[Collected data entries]

= = = =

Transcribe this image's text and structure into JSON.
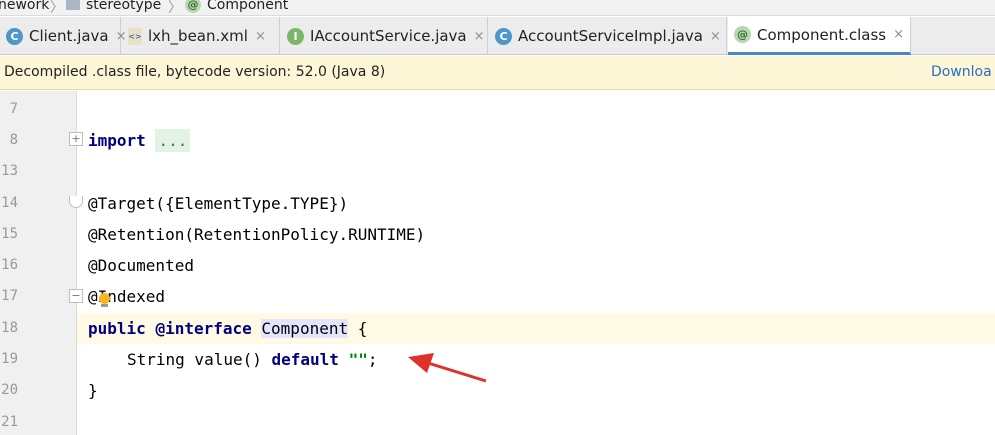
{
  "breadcrumb": {
    "items": [
      "nework",
      "stereotype",
      "Component"
    ]
  },
  "tabs": [
    {
      "label": "Client.java",
      "icon": "class-icon",
      "glyph": "C"
    },
    {
      "label": "lxh_bean.xml",
      "icon": "xml-file-icon",
      "glyph": "<>"
    },
    {
      "label": "IAccountService.java",
      "icon": "interface-icon",
      "glyph": "I"
    },
    {
      "label": "AccountServiceImpl.java",
      "icon": "class-icon",
      "glyph": "C"
    },
    {
      "label": "Component.class",
      "icon": "annotation-icon",
      "glyph": "@",
      "active": true
    }
  ],
  "tab_close": "×",
  "banner": {
    "text": "Decompiled .class file, bytecode version: 52.0 (Java 8)",
    "link": "Downloa"
  },
  "editor": {
    "line_numbers": [
      "7",
      "8",
      "13",
      "14",
      "15",
      "16",
      "17",
      "18",
      "19",
      "20",
      "21"
    ],
    "code": {
      "import_kw": "import",
      "import_fold": "...",
      "target": "@Target({ElementType.TYPE})",
      "retention": "@Retention(RetentionPolicy.RUNTIME)",
      "documented": "@Documented",
      "indexed": "@Indexed",
      "public_kw": "public",
      "interface_kw": "@interface",
      "class_name": "Component",
      "open_brace": "{",
      "method_sig": "String value()",
      "default_kw": "default",
      "default_value": "\"\"",
      "semicolon": ";",
      "close_brace": "}"
    }
  },
  "colors": {
    "keyword": "#000080",
    "string": "#008000",
    "banner_bg": "#fdf7d7",
    "active_line": "#fffae3",
    "arrow": "#e0302a"
  }
}
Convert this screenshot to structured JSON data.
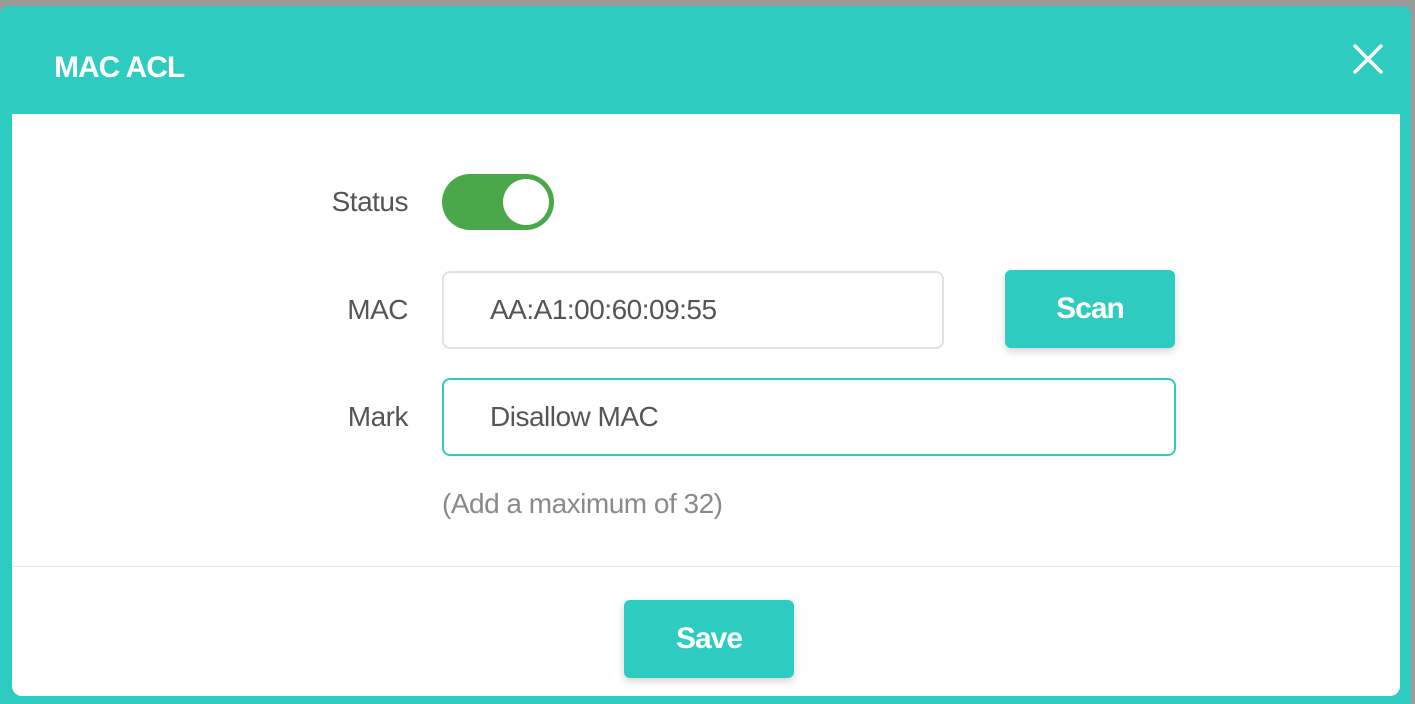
{
  "dialog": {
    "title": "MAC ACL",
    "close_icon": "close-icon"
  },
  "form": {
    "status": {
      "label": "Status",
      "enabled": true
    },
    "mac": {
      "label": "MAC",
      "value": "AA:A1:00:60:09:55"
    },
    "mark": {
      "label": "Mark",
      "value": "Disallow MAC"
    },
    "hint": "(Add a maximum of 32)"
  },
  "buttons": {
    "scan_label": "Scan",
    "save_label": "Save"
  },
  "colors": {
    "accent": "#2ecbc1",
    "toggle_on": "#4aa84a"
  }
}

= = = =

• Task prompt:
Reproduce exactly, and only, the lines from the one containing "Convert this screenshot" through the last line of the records above, both included, leaving out any pictures.

• Answer to this problem:
Convert this screenshot to structured JSON data.
{
  "dialog": {
    "title": "MAC ACL",
    "close_icon": "close-icon"
  },
  "form": {
    "status": {
      "label": "Status",
      "enabled": true
    },
    "mac": {
      "label": "MAC",
      "value": "AA:A1:00:60:09:55"
    },
    "mark": {
      "label": "Mark",
      "value": "Disallow MAC"
    },
    "hint": "(Add a maximum of 32)"
  },
  "buttons": {
    "scan_label": "Scan",
    "save_label": "Save"
  },
  "colors": {
    "accent": "#2ecbc1",
    "toggle_on": "#4aa84a"
  }
}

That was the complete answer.